WHAT YOU NEED TO DO:
1 - Please update the Saidt Mustafá profile, starting with "Team information" and going on through "Potosí / 139 / (0)", and write that part out again with "Current team" replaced by "Present club".
2 - Continue the Saidt Mustafá profile from its last line.

READING TEXT:
=== Section Start ===
Saidt Mustafá

Personal information
- Full name: Saidt Mustafá Céspedes
- Date of birth: 26 November 1989 (age 36)
- Place of birth: Santa Cruz de la Sierra, Bolivia
- Height: 1.87 m (6 ft 2 in)
- Position: Goalkeeper

Team information
- Current team: GV San José
- Number: 1

Senior career*
- Years: Team / Apps / (Gls)
- 2011–2013: Real Santa Cruz
- 2013–2018: Sport Boys Warnes / 79 / (0)
- 2019: Bolívar / 26 / (0)
- 2020—2021: Guabirá / 46 / (0)
- 2022–2025: Nacional Potosí / 139 / (0)
- 2026-: GV San José / 6 / (0)

International career^{‡}
- 2019–: Bolivia / 1 / (0)
=== Section End ===
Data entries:
=== Section Start ===
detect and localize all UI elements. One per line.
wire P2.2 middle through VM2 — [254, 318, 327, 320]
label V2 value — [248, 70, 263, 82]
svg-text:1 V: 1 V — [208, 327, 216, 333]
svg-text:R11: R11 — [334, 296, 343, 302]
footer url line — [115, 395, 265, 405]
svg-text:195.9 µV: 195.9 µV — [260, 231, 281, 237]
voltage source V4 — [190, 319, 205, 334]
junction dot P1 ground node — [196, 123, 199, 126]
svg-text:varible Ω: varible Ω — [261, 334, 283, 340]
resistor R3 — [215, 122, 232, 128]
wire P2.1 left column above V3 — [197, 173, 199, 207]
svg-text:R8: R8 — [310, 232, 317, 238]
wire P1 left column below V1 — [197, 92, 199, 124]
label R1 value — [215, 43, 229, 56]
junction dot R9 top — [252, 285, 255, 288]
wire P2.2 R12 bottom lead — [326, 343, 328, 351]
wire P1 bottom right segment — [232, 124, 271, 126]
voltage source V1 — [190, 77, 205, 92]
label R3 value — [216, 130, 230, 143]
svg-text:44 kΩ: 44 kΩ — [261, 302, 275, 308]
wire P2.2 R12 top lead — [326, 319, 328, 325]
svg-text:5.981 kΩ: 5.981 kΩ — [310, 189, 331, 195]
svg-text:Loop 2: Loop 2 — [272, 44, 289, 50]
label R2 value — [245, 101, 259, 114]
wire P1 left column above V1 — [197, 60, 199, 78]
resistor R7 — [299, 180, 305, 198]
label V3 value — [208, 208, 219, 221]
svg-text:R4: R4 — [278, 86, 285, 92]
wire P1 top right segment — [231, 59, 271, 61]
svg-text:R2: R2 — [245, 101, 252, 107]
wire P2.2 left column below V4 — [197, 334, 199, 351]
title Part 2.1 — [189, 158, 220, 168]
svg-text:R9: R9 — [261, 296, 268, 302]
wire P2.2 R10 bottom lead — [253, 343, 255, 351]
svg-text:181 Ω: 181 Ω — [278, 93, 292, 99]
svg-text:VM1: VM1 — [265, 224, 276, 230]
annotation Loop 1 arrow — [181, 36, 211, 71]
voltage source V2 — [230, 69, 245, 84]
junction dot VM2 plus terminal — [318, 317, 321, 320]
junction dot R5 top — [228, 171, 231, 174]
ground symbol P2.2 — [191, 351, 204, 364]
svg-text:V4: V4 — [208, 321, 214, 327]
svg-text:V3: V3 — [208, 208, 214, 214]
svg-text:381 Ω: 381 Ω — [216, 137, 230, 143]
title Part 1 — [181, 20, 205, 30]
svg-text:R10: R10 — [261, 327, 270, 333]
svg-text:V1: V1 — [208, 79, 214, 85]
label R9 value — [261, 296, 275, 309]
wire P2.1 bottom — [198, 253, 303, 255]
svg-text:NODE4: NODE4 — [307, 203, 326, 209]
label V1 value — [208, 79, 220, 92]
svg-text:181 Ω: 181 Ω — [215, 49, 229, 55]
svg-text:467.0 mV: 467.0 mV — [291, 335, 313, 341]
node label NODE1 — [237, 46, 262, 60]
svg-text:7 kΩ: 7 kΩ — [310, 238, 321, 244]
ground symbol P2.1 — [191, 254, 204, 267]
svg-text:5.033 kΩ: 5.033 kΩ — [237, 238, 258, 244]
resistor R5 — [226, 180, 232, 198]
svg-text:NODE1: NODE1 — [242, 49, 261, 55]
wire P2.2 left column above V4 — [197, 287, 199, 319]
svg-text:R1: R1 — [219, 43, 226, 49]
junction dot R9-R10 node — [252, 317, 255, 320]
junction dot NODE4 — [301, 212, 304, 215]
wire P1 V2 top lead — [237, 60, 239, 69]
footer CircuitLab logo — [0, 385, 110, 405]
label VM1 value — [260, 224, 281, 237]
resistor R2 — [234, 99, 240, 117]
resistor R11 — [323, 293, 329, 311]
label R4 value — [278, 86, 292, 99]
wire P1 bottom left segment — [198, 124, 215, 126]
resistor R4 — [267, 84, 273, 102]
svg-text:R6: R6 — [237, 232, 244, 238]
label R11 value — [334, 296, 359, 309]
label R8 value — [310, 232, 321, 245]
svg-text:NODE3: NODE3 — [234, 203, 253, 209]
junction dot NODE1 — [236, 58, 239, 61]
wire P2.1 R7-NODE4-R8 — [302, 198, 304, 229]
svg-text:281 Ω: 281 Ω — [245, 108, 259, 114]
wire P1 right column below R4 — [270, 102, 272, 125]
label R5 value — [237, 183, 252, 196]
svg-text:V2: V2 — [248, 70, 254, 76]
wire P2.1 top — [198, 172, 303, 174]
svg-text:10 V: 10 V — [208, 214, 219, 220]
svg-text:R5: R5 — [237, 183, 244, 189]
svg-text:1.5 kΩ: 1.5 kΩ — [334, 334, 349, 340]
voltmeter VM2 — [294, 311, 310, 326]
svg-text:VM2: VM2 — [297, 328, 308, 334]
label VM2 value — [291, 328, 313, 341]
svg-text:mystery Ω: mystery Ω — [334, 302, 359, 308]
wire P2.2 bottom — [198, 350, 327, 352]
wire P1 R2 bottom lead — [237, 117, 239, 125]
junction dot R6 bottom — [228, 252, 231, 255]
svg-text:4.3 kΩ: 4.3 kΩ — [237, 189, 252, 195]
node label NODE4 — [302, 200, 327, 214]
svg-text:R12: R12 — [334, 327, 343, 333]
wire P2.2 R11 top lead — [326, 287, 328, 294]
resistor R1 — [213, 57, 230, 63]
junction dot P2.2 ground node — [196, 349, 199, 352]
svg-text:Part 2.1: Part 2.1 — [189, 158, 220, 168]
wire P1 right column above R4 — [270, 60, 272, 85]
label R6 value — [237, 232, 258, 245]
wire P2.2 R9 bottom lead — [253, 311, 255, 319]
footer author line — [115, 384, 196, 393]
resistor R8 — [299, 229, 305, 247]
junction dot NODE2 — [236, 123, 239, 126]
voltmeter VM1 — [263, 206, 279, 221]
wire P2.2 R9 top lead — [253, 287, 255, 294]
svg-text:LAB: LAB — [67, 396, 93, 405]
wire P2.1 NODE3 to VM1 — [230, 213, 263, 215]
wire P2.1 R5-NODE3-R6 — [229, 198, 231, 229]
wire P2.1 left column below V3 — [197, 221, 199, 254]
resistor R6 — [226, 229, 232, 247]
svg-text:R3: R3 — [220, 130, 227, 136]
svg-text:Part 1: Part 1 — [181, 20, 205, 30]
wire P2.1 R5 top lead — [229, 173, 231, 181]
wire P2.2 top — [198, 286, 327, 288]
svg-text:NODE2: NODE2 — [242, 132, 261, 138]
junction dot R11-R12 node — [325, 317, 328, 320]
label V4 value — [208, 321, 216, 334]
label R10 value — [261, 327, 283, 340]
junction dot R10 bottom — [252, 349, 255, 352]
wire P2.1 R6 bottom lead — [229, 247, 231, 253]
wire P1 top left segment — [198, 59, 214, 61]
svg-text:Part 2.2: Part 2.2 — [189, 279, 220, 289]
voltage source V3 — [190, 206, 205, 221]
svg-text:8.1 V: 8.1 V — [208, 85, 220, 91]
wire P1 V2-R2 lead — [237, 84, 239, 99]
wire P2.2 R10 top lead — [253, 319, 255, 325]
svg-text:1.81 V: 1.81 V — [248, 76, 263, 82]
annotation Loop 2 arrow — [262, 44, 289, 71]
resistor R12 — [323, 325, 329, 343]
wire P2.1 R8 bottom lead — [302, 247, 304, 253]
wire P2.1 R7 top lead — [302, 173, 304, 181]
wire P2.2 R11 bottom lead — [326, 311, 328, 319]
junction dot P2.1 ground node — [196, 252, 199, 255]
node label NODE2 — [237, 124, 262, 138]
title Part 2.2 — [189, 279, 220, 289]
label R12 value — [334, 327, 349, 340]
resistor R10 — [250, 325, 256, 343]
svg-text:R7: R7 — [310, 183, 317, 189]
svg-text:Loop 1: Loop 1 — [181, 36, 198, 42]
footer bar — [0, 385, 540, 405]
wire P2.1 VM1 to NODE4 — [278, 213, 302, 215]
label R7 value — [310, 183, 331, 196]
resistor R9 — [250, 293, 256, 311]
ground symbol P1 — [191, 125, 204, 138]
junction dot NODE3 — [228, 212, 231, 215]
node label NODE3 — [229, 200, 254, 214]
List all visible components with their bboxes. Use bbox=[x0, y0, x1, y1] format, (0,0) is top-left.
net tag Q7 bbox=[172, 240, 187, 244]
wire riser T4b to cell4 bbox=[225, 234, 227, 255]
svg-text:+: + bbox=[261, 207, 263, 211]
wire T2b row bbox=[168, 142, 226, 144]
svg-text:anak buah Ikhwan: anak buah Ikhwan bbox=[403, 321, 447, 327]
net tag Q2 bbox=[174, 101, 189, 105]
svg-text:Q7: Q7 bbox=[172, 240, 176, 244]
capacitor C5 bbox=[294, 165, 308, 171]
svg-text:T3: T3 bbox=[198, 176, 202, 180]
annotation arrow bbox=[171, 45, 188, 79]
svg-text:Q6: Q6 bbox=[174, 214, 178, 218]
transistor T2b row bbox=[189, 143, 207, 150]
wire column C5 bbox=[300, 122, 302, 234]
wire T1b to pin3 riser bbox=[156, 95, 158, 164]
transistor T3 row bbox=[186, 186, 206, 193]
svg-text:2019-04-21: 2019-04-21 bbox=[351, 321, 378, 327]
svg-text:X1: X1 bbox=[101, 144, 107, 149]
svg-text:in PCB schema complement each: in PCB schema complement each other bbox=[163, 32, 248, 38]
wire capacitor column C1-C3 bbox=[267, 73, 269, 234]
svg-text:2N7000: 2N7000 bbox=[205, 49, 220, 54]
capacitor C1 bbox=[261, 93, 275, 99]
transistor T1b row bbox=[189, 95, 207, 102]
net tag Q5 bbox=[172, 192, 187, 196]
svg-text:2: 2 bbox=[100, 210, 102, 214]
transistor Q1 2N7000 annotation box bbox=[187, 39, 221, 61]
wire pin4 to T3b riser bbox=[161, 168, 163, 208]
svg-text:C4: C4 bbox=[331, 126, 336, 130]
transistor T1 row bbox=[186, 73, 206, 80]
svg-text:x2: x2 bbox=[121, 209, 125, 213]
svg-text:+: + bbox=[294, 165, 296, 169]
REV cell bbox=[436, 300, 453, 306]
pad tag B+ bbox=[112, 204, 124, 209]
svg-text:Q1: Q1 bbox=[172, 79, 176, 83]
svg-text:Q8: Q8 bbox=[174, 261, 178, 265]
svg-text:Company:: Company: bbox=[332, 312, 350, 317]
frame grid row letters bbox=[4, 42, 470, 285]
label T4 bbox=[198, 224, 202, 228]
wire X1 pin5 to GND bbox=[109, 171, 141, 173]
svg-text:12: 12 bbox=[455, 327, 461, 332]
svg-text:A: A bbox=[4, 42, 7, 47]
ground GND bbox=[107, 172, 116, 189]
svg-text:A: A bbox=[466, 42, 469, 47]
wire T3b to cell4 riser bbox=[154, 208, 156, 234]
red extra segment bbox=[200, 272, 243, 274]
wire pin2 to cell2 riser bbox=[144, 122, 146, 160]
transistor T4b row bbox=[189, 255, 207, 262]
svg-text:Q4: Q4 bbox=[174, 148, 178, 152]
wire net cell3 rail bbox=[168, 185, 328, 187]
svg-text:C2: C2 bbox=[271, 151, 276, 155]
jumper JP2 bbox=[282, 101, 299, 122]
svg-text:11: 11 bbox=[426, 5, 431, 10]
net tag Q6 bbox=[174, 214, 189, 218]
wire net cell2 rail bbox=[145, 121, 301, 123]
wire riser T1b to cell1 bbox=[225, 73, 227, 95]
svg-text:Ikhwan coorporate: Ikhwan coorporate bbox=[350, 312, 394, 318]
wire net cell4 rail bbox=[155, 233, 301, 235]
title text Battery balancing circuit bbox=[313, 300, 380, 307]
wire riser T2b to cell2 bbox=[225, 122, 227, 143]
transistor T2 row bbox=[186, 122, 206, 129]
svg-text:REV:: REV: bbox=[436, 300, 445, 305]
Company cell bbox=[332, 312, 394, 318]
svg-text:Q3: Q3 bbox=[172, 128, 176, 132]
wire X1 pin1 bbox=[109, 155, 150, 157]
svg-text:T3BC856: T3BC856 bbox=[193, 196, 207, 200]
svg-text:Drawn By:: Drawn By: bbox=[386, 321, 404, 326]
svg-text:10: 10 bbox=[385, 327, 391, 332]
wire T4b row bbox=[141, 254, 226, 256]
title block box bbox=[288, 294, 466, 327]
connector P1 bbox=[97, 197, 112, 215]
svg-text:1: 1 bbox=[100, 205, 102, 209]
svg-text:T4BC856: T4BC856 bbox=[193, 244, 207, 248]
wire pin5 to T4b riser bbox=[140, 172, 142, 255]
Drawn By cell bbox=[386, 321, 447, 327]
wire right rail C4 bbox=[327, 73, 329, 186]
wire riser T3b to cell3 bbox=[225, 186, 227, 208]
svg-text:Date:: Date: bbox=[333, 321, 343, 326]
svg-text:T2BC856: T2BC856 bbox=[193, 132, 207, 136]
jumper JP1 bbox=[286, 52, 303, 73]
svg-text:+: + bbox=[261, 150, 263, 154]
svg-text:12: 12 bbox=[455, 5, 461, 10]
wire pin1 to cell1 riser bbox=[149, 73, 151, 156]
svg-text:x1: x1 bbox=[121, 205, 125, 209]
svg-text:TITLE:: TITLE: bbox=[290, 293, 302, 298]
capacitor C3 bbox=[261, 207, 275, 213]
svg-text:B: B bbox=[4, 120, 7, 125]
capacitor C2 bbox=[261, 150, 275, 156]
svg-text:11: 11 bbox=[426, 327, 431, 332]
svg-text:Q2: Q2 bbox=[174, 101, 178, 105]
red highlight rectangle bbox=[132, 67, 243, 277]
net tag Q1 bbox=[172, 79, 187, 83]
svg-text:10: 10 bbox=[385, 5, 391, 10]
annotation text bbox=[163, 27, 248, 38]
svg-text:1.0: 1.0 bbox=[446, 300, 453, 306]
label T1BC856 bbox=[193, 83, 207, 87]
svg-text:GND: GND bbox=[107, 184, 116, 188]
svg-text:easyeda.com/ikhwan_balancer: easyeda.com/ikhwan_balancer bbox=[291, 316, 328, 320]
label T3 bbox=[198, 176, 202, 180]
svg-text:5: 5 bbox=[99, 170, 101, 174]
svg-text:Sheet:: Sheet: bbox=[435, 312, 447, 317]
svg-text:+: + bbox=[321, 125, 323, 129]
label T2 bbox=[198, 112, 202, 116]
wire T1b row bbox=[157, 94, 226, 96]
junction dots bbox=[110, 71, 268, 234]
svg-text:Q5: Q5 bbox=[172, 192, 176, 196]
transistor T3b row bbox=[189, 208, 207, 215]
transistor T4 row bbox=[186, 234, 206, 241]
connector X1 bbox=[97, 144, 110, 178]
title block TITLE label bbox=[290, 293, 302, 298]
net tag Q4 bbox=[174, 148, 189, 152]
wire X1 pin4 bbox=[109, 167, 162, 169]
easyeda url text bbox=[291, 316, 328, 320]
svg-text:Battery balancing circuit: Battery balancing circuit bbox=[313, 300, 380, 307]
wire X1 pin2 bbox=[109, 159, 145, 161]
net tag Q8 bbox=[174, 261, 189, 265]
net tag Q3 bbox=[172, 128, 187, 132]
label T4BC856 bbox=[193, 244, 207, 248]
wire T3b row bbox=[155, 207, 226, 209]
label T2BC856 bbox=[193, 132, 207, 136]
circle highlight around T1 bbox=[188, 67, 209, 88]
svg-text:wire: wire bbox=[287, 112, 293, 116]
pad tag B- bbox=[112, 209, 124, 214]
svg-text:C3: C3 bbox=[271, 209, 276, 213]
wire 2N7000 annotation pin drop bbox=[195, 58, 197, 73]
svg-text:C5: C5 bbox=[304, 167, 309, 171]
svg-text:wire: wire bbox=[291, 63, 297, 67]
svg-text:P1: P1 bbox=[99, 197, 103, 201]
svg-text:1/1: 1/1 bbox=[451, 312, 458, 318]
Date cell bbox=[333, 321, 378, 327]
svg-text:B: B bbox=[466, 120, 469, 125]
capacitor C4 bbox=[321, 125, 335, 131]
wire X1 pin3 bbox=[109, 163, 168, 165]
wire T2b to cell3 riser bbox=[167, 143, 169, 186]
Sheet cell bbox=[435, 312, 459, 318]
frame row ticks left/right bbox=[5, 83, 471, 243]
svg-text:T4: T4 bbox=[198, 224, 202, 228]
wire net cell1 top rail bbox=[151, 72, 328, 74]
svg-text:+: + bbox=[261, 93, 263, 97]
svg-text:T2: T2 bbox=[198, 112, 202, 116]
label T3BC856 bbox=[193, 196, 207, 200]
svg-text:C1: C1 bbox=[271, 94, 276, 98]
=== Section End ===
ANSWERS TO EACH TASK:
1 -
Team information
- Present club: GV San José
- Number: 1

Senior career*
- Years: Team / Apps / (Gls)
- 2011–2013: Real Santa Cruz
- 2013–2018: Sport Boys Warnes / 79 / (0)
- 2019: Bolívar / 26 / (0)
- 2020—2021: Guabirá / 46 / (0)
- 2022–2025: Nacional Potosí / 139 / (0)

2 -
= Saidt Mustafá =

Bolivian footballer (born 1989)

Saidt Mustafá Céspedes (born 26 November 1989) is a Bolivian professional footballer who plays for GV San José as a goalkeeper.

==International career==
Born in Bolivia, Mustafá is of Palestinian descent. On 3 March 2019 Mustafá made his debut for the Bolivia national football team against Nicaragua.